Go through the material below and copy each line where the word "correct" appears.

[Collected data]
######

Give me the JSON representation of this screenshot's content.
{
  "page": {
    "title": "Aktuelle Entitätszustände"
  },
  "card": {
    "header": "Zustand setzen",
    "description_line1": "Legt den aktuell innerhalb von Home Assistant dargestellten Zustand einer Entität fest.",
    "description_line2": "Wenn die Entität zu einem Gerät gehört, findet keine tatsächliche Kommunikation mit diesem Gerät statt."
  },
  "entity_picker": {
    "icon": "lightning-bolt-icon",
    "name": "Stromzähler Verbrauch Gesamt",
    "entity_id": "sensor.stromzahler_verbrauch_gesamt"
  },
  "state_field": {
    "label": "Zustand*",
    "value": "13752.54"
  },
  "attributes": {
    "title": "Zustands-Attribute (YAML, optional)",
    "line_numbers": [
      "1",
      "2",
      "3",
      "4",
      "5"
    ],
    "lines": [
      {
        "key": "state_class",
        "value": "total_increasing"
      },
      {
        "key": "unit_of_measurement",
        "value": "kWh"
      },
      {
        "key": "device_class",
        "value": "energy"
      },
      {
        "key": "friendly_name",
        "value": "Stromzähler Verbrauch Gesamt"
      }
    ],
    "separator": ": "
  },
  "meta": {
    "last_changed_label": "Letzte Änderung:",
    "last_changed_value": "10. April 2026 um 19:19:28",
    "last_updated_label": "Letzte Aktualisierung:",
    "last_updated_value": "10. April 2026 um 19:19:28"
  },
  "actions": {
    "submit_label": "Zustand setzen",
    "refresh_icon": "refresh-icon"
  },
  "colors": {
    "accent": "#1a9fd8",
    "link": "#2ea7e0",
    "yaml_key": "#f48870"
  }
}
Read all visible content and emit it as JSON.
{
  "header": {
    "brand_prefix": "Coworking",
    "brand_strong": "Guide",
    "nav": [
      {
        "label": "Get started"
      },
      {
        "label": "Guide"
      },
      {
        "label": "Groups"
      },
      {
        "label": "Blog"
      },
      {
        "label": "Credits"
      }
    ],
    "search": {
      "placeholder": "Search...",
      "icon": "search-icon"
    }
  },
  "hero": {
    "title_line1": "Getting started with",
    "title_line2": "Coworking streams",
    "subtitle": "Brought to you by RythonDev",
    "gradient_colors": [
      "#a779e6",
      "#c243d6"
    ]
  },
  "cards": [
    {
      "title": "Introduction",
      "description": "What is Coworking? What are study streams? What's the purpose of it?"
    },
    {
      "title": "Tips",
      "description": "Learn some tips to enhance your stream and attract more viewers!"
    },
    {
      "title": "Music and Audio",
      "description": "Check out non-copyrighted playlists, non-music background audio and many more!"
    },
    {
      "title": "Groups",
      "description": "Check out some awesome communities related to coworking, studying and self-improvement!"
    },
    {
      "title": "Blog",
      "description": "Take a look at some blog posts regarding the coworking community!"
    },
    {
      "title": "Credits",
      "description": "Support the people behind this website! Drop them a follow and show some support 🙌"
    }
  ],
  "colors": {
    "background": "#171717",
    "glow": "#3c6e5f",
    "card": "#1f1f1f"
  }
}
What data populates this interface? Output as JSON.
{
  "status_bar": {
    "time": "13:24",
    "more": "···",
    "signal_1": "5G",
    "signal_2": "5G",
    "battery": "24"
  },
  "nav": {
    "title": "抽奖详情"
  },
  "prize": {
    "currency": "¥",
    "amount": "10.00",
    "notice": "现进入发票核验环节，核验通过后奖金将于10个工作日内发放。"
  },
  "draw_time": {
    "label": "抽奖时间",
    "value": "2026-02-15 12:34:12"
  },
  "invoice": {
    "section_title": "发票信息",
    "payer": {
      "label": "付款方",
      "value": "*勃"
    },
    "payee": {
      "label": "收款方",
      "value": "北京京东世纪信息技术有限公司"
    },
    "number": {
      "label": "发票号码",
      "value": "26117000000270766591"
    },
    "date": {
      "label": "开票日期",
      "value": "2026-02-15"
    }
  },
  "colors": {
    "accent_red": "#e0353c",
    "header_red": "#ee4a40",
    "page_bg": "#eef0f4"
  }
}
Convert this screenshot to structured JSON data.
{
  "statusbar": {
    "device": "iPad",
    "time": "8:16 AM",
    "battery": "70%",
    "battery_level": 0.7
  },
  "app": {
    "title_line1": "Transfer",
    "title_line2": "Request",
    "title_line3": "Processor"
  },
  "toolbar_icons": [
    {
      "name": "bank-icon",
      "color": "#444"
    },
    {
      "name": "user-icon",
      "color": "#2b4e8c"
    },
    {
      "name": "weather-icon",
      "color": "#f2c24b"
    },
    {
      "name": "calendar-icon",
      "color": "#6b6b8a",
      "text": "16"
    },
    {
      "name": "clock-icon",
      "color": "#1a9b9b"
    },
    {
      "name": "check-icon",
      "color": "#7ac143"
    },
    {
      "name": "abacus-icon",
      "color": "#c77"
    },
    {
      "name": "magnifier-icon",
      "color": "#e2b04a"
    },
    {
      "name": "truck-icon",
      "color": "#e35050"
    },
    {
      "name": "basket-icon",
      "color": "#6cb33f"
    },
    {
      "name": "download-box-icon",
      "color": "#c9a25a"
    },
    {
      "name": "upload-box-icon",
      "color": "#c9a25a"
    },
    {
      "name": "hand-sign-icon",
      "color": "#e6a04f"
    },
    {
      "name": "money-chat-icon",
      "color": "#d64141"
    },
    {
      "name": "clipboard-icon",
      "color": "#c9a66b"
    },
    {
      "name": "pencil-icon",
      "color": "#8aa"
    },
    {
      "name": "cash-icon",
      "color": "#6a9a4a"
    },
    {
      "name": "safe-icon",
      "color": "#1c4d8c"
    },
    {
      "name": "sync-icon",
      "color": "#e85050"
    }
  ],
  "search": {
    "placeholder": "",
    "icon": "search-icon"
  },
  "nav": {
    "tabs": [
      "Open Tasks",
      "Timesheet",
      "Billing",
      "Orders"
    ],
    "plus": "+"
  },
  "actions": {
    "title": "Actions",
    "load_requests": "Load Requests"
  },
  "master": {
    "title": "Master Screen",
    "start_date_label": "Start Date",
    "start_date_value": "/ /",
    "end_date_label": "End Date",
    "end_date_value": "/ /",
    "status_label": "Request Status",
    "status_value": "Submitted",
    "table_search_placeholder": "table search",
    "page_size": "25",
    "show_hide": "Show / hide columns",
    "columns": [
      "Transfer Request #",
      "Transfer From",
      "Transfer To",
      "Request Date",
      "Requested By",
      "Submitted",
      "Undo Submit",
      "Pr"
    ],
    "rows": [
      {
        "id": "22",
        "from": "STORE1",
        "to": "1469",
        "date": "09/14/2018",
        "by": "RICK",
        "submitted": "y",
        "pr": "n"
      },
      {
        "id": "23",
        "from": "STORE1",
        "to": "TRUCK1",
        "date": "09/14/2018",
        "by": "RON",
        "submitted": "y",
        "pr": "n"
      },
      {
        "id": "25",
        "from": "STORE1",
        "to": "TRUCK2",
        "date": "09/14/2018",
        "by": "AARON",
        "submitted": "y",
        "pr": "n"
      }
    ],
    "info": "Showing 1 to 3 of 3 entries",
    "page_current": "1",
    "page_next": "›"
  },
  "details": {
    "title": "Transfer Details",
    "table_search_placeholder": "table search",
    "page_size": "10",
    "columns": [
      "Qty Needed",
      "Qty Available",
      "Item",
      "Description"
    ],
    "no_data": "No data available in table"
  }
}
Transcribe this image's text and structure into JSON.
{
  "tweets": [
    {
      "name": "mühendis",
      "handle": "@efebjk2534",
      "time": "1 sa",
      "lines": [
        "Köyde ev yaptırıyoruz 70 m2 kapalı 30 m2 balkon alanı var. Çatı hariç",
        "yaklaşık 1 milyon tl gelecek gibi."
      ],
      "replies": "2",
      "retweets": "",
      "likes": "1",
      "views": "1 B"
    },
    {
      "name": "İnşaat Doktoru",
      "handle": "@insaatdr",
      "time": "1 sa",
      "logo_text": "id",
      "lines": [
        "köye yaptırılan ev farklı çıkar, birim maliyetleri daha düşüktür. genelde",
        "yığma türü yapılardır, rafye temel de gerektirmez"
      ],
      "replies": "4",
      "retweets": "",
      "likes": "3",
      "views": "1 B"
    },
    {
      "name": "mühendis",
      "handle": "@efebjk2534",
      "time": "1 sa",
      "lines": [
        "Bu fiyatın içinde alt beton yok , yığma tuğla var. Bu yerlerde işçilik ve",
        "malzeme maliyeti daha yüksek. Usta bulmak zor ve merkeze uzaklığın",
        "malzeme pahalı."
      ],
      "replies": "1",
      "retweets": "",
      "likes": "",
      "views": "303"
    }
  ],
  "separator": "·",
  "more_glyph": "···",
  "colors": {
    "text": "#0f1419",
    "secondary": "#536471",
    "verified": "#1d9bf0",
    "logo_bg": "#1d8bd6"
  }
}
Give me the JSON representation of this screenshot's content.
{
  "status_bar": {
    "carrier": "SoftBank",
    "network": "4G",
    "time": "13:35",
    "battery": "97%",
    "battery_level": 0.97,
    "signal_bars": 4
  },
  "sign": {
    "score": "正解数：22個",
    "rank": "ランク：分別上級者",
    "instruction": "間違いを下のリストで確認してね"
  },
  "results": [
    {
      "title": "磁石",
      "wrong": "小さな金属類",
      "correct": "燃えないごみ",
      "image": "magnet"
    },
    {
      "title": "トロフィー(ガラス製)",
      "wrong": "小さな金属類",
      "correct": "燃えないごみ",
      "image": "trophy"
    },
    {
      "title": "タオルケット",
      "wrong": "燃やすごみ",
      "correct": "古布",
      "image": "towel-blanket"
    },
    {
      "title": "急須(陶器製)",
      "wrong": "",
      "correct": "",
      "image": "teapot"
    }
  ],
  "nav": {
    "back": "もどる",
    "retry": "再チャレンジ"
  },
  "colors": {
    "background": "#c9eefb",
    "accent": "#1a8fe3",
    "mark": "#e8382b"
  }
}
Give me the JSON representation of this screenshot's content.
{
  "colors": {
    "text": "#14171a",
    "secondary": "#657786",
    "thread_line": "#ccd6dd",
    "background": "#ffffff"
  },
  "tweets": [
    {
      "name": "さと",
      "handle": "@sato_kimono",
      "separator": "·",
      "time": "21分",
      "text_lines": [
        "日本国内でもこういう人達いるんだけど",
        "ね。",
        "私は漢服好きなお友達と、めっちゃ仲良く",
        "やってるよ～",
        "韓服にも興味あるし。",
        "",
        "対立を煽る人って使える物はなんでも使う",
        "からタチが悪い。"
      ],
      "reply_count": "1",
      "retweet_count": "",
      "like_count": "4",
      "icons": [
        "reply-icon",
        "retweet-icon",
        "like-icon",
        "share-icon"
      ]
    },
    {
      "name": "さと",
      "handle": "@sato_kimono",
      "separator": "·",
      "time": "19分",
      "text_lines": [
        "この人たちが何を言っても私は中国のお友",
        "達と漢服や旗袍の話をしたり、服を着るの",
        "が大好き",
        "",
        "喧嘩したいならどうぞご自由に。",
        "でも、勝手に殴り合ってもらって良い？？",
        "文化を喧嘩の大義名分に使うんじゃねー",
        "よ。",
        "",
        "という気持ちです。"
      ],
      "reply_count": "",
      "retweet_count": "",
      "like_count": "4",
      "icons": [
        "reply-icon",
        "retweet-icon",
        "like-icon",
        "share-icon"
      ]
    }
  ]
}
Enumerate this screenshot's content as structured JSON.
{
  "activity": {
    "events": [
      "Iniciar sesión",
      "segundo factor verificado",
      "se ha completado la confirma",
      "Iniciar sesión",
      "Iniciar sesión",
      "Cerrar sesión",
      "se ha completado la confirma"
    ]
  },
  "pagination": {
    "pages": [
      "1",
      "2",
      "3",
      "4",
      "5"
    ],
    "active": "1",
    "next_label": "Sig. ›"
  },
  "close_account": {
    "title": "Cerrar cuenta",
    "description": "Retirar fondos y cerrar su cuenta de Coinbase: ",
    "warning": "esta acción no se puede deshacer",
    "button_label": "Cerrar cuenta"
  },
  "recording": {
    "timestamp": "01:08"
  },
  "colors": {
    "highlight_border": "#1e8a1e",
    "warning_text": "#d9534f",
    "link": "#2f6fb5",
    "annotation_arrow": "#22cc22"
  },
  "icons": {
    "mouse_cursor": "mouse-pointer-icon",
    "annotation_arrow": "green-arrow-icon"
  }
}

######

#### Solution to this exercise
      "correct": "燃えないごみ",
      "correct": "燃えないごみ",
      "correct": "古布",
      "correct": "",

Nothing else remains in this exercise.